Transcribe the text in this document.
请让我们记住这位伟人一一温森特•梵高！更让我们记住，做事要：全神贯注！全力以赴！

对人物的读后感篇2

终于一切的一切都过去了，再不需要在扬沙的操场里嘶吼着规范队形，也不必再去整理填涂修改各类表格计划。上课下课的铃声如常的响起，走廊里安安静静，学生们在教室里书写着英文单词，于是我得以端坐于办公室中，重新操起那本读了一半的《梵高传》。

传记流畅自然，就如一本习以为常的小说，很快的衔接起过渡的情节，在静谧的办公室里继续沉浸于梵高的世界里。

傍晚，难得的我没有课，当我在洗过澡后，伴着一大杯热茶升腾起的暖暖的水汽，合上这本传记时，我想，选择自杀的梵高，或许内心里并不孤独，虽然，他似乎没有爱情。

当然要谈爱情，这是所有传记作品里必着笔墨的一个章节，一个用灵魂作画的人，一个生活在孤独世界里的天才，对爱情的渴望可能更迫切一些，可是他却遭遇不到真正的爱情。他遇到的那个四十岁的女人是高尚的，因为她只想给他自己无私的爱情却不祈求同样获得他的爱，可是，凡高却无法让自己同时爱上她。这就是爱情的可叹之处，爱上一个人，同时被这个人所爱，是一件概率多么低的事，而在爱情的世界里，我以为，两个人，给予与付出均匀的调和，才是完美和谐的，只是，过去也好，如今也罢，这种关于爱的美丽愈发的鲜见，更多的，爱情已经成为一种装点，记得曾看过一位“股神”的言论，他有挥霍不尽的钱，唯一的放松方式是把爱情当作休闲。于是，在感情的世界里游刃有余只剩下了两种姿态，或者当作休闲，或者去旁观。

## Your goal
Faithfully transcribe the whole of the data.

## Answer in full
Transcribe the text in this document.
请让我们记住这位伟人一一温森特•梵高！更让我们记住，做事要：全神贯注！全力以赴！

对人物的读后感篇2

终于一切的一切都过去了，再不需要在扬沙的操场里嘶吼着规范队形，也不必再去整理填涂修改各类表格计划。上课下课的铃声如常的响起，走廊里安安静静，学生们在教室里书写着英文单词，于是我得以端坐于办公室中，重新操起那本读了一半的《梵高传》。

传记流畅自然，就如一本习以为常的小说，很快的衔接起过渡的情节，在静谧的办公室里继续沉浸于梵高的世界里。

傍晚，难得的我没有课，当我在洗过澡后，伴着一大杯热茶升腾起的暖暖的水汽，合上这本传记时，我想，选择自杀的梵高，或许内心里并不孤独，虽然，他似乎没有爱情。

当然要谈爱情，这是所有传记作品里必着笔墨的一个章节，一个用灵魂作画的人，一个生活在孤独世界里的天才，对爱情的渴望可能更迫切一些，可是他却遭遇不到真正的爱情。他遇到的那个四十岁的女人是高尚的，因为她只想给他自己无私的爱情却不祈求同样获得他的爱，可是，凡高却无法让自己同时爱上她。这就是爱情的可叹之处，爱上一个人，同时被这个人所爱，是一件概率多么低的事，而在爱情的世界里，我以为，两个人，给予与付出均匀的调和，才是完美和谐的，只是，过去也好，如今也罢，这种关于爱的美丽愈发的鲜见，更多的，爱情已经成为一种装点，记得曾看过一位“股神”的言论，他有挥霍不尽的钱，唯一的放松方式是把爱情当作休闲。于是，在感情的世界里游刃有余只剩下了两种姿态，或者当作休闲，或者去旁观。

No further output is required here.